Entries with figure data

--- Begin ---

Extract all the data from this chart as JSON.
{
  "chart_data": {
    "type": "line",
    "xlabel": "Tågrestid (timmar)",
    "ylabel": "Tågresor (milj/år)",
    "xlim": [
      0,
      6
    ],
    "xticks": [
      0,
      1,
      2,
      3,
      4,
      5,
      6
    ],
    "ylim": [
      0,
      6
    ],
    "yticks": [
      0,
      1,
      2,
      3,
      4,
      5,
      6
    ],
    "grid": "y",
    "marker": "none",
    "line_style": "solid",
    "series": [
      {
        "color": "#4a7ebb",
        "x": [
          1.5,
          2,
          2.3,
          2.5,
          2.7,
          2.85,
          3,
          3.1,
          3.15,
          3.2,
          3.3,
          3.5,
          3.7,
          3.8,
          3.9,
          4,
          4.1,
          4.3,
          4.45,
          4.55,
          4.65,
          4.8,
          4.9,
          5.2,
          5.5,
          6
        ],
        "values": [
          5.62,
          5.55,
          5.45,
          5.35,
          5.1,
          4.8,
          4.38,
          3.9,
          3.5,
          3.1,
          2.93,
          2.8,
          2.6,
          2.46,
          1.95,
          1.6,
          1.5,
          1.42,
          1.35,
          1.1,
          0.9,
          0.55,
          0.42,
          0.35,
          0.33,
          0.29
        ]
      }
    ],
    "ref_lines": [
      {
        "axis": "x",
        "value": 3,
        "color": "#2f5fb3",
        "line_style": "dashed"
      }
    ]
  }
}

--- End ---

What you need to do.
Print out the whole listing exactly as it appears.

Exercise solution.
Extract all the data from this chart as JSON.
{
  "chart_data": {
    "type": "line",
    "xlabel": "Tågrestid (timmar)",
    "ylabel": "Tågresor (milj/år)",
    "xlim": [
      0,
      6
    ],
    "xticks": [
      0,
      1,
      2,
      3,
      4,
      5,
      6
    ],
    "ylim": [
      0,
      6
    ],
    "yticks": [
      0,
      1,
      2,
      3,
      4,
      5,
      6
    ],
    "grid": "y",
    "marker": "none",
    "line_style": "solid",
    "series": [
      {
        "color": "#4a7ebb",
        "x": [
          1.5,
          2,
          2.3,
          2.5,
          2.7,
          2.85,
          3,
          3.1,
          3.15,
          3.2,
          3.3,
          3.5,
          3.7,
          3.8,
          3.9,
          4,
          4.1,
          4.3,
          4.45,
          4.55,
          4.65,
          4.8,
          4.9,
          5.2,
          5.5,
          6
        ],
        "values": [
          5.62,
          5.55,
          5.45,
          5.35,
          5.1,
          4.8,
          4.38,
          3.9,
          3.5,
          3.1,
          2.93,
          2.8,
          2.6,
          2.46,
          1.95,
          1.6,
          1.5,
          1.42,
          1.35,
          1.1,
          0.9,
          0.55,
          0.42,
          0.35,
          0.33,
          0.29
        ]
      }
    ],
    "ref_lines": [
      {
        "axis": "x",
        "value": 3,
        "color": "#2f5fb3",
        "line_style": "dashed"
      }
    ]
  }
}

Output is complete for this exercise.